**WHAT YOU ARE ASKED TO DO**. Please reproduce all the data exactly as written and omit the pictures.

Transcribed document page entries
□ □ □ □
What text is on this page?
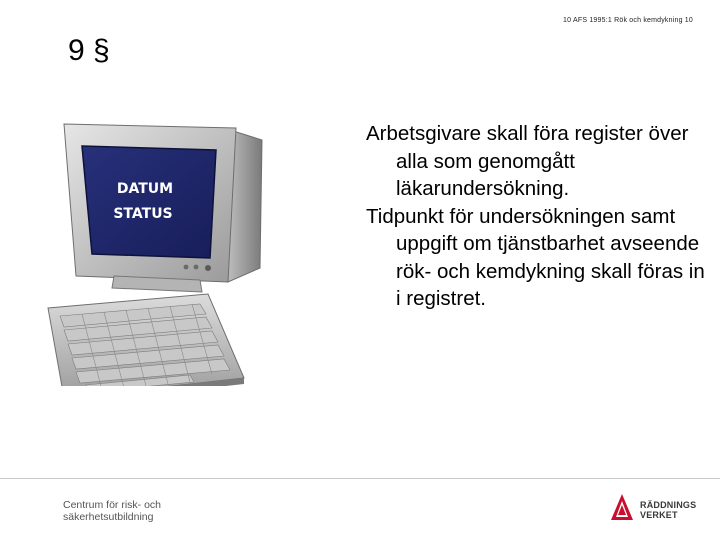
10 AFS 1995:1 Rök och kemdykning 10
9 §
DATUM
STATUS

Arbetsgivare skall föra register över alla som genomgått läkarundersökning.

Tidpunkt för undersökningen samt uppgift om tjänstbarhet avseende rök- och kemdykning skall föras in i registret.

Centrum för risk- och
säkerhetsutbildning
RÄDDNINGS
VERKET
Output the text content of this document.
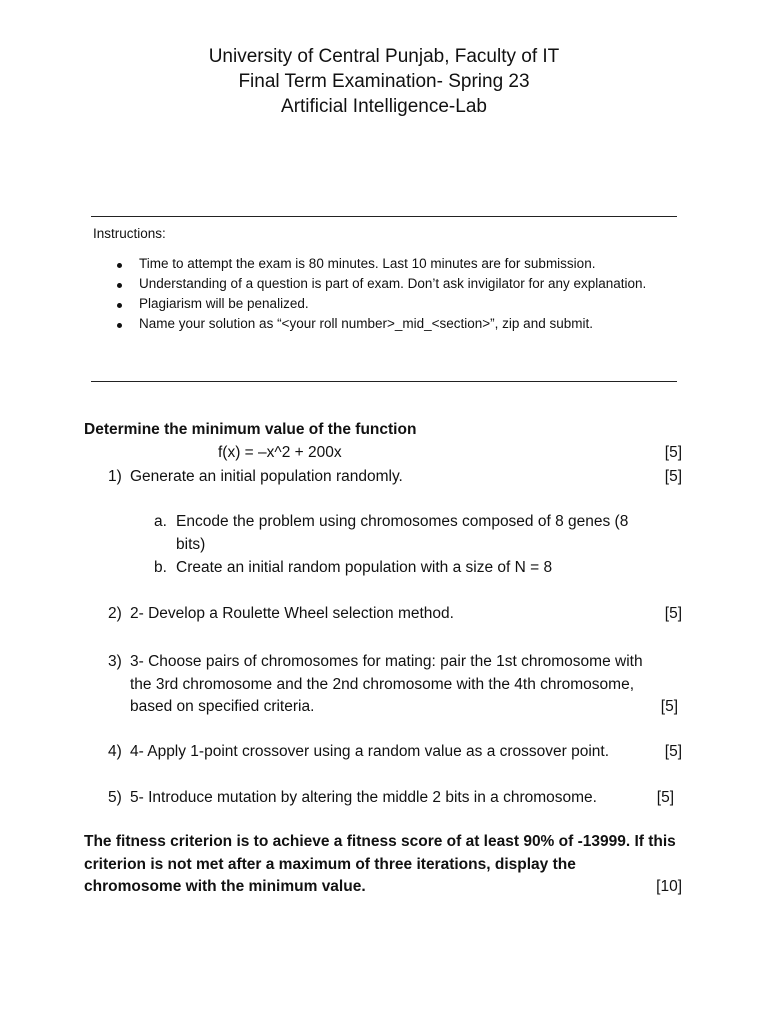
University of Central Punjab, Faculty of IT
Final Term Examination- Spring 23
Artificial Intelligence-Lab
Instructions:
Time to attempt the exam is 80 minutes. Last 10 minutes are for submission.
Understanding of a question is part of exam. Don’t ask invigilator for any explanation.
Plagiarism will be penalized.
Name your solution as “<your roll number>_mid_<section>”, zip and submit.
Determine the minimum value of the function
f(x) = –x^2 + 200x	[5]
1) Generate an initial population randomly.	[5]
a. Encode the problem using chromosomes composed of 8 genes (8
bits)
b. Create an initial random population with a size of N = 8
2) 2- Develop a Roulette Wheel selection method.	[5]
3) 3- Choose pairs of chromosomes for mating: pair the 1st chromosome with
the 3rd chromosome and the 2nd chromosome with the 4th chromosome,
based on specified criteria.	[5]
4) 4- Apply 1-point crossover using a random value as a crossover point.	[5]
5) 5- Introduce mutation by altering the middle 2 bits in a chromosome.	[5]
The fitness criterion is to achieve a fitness score of at least 90% of -13999. If this
criterion is not met after a maximum of three iterations, display the
chromosome with the minimum value.	[10]
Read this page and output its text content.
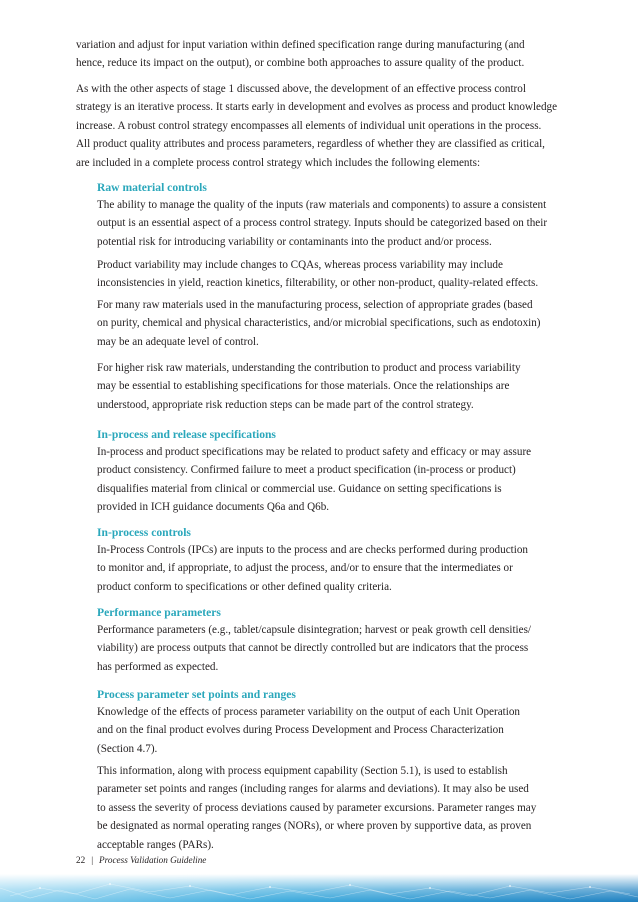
variation and adjust for input variation within defined specification range during manufacturing (and
hence, reduce its impact on the output), or combine both approaches to assure quality of the product.
As with the other aspects of stage 1 discussed above, the development of an effective process control
strategy is an iterative process. It starts early in development and evolves as process and product knowledge
increase. A robust control strategy encompasses all elements of individual unit operations in the process.
All product quality attributes and process parameters, regardless of whether they are classified as critical,
are included in a complete process control strategy which includes the following elements:
Raw material controls
The ability to manage the quality of the inputs (raw materials and components) to assure a consistent
output is an essential aspect of a process control strategy. Inputs should be categorized based on their
potential risk for introducing variability or contaminants into the product and/or process.
Product variability may include changes to CQAs, whereas process variability may include
inconsistencies in yield, reaction kinetics, filterability, or other non-product, quality-related effects.
For many raw materials used in the manufacturing process, selection of appropriate grades (based
on purity, chemical and physical characteristics, and/or microbial specifications, such as endotoxin)
may be an adequate level of control.
For higher risk raw materials, understanding the contribution to product and process variability
may be essential to establishing specifications for those materials. Once the relationships are
understood, appropriate risk reduction steps can be made part of the control strategy.
In-process and release specifications
In-process and product specifications may be related to product safety and efficacy or may assure
product consistency. Confirmed failure to meet a product specification (in-process or product)
disqualifies material from clinical or commercial use. Guidance on setting specifications is
provided in ICH guidance documents Q6a and Q6b.
In-process controls
In-Process Controls (IPCs) are inputs to the process and are checks performed during production
to monitor and, if appropriate, to adjust the process, and/or to ensure that the intermediates or
product conform to specifications or other defined quality criteria.
Performance parameters
Performance parameters (e.g., tablet/capsule disintegration; harvest or peak growth cell densities/
viability) are process outputs that cannot be directly controlled but are indicators that the process
has performed as expected.
Process parameter set points and ranges
Knowledge of the effects of process parameter variability on the output of each Unit Operation
and on the final product evolves during Process Development and Process Characterization
(Section 4.7).
This information, along with process equipment capability (Section 5.1), is used to establish
parameter set points and ranges (including ranges for alarms and deviations). It may also be used
to assess the severity of process deviations caused by parameter excursions. Parameter ranges may
be designated as normal operating ranges (NORs), or where proven by supportive data, as proven
acceptable ranges (PARs).
22 | Process Validation Guideline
□ □ □ □
**YOUR RESPONSE**.
What text is on this page?
10 AFS 1995:1 Rök och kemdykning 10
9 §
DATUM
STATUS

Arbetsgivare skall föra register över alla som genomgått läkarundersökning.

Tidpunkt för undersökningen samt uppgift om tjänstbarhet avseende rök- och kemdykning skall föras in i registret.

Centrum för risk- och
säkerhetsutbildning
RÄDDNINGS
VERKET
Output the text content of this document.
University of Central Punjab, Faculty of IT
Final Term Examination- Spring 23
Artificial Intelligence-Lab
Instructions:
Time to attempt the exam is 80 minutes. Last 10 minutes are for submission.
Understanding of a question is part of exam. Don’t ask invigilator for any explanation.
Plagiarism will be penalized.
Name your solution as “<your roll number>_mid_<section>”, zip and submit.
Determine the minimum value of the function
f(x) = –x^2 + 200x	[5]
1) Generate an initial population randomly.	[5]
a. Encode the problem using chromosomes composed of 8 genes (8
bits)
b. Create an initial random population with a size of N = 8
2) 2- Develop a Roulette Wheel selection method.	[5]
3) 3- Choose pairs of chromosomes for mating: pair the 1st chromosome with
the 3rd chromosome and the 2nd chromosome with the 4th chromosome,
based on specified criteria.	[5]
4) 4- Apply 1-point crossover using a random value as a crossover point.	[5]
5) 5- Introduce mutation by altering the middle 2 bits in a chromosome.	[5]
The fitness criterion is to achieve a fitness score of at least 90% of -13999. If this
criterion is not met after a maximum of three iterations, display the
chromosome with the minimum value.	[10]
Read this page and output its text content.
variation and adjust for input variation within defined specification range during manufacturing (and
hence, reduce its impact on the output), or combine both approaches to assure quality of the product.
As with the other aspects of stage 1 discussed above, the development of an effective process control
strategy is an iterative process. It starts early in development and evolves as process and product knowledge
increase. A robust control strategy encompasses all elements of individual unit operations in the process.
All product quality attributes and process parameters, regardless of whether they are classified as critical,
are included in a complete process control strategy which includes the following elements:
Raw material controls
The ability to manage the quality of the inputs (raw materials and components) to assure a consistent
output is an essential aspect of a process control strategy. Inputs should be categorized based on their
potential risk for introducing variability or contaminants into the product and/or process.
Product variability may include changes to CQAs, whereas process variability may include
inconsistencies in yield, reaction kinetics, filterability, or other non-product, quality-related effects.
For many raw materials used in the manufacturing process, selection of appropriate grades (based
on purity, chemical and physical characteristics, and/or microbial specifications, such as endotoxin)
may be an adequate level of control.
For higher risk raw materials, understanding the contribution to product and process variability
may be essential to establishing specifications for those materials. Once the relationships are
understood, appropriate risk reduction steps can be made part of the control strategy.
In-process and release specifications
In-process and product specifications may be related to product safety and efficacy or may assure
product consistency. Confirmed failure to meet a product specification (in-process or product)
disqualifies material from clinical or commercial use. Guidance on setting specifications is
provided in ICH guidance documents Q6a and Q6b.
In-process controls
In-Process Controls (IPCs) are inputs to the process and are checks performed during production
to monitor and, if appropriate, to adjust the process, and/or to ensure that the intermediates or
product conform to specifications or other defined quality criteria.
Performance parameters
Performance parameters (e.g., tablet/capsule disintegration; harvest or peak growth cell densities/
viability) are process outputs that cannot be directly controlled but are indicators that the process
has performed as expected.
Process parameter set points and ranges
Knowledge of the effects of process parameter variability on the output of each Unit Operation
and on the final product evolves during Process Development and Process Characterization
(Section 4.7).
This information, along with process equipment capability (Section 5.1), is used to establish
parameter set points and ranges (including ranges for alarms and deviations). It may also be used
to assess the severity of process deviations caused by parameter excursions. Parameter ranges may
be designated as normal operating ranges (NORs), or where proven by supportive data, as proven
acceptable ranges (PARs).
22 | Process Validation Guideline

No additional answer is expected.